> **Exercise prompt**
All of the data below should be written out exactly.

§

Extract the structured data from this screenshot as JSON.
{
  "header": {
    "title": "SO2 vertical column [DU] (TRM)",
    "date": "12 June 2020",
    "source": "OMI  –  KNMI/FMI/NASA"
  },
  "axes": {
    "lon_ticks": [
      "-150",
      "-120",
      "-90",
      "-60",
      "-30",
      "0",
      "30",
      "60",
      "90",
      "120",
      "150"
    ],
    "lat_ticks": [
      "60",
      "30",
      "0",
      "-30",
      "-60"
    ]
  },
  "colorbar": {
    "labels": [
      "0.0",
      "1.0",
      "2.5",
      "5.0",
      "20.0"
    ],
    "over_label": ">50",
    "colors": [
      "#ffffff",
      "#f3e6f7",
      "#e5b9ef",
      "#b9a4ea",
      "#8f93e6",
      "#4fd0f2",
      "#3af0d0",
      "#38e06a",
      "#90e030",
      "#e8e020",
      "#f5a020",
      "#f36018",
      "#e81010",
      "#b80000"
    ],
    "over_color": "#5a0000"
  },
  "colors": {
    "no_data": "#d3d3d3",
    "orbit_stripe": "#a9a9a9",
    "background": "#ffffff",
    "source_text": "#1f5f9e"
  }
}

§

> **Final result**
Extract the structured data from this screenshot as JSON.
{
  "header": {
    "title": "SO2 vertical column [DU] (TRM)",
    "date": "12 June 2020",
    "source": "OMI  –  KNMI/FMI/NASA"
  },
  "axes": {
    "lon_ticks": [
      "-150",
      "-120",
      "-90",
      "-60",
      "-30",
      "0",
      "30",
      "60",
      "90",
      "120",
      "150"
    ],
    "lat_ticks": [
      "60",
      "30",
      "0",
      "-30",
      "-60"
    ]
  },
  "colorbar": {
    "labels": [
      "0.0",
      "1.0",
      "2.5",
      "5.0",
      "20.0"
    ],
    "over_label": ">50",
    "colors": [
      "#ffffff",
      "#f3e6f7",
      "#e5b9ef",
      "#b9a4ea",
      "#8f93e6",
      "#4fd0f2",
      "#3af0d0",
      "#38e06a",
      "#90e030",
      "#e8e020",
      "#f5a020",
      "#f36018",
      "#e81010",
      "#b80000"
    ],
    "over_color": "#5a0000"
  },
  "colors": {
    "no_data": "#d3d3d3",
    "orbit_stripe": "#a9a9a9",
    "background": "#ffffff",
    "source_text": "#1f5f9e"
  }
}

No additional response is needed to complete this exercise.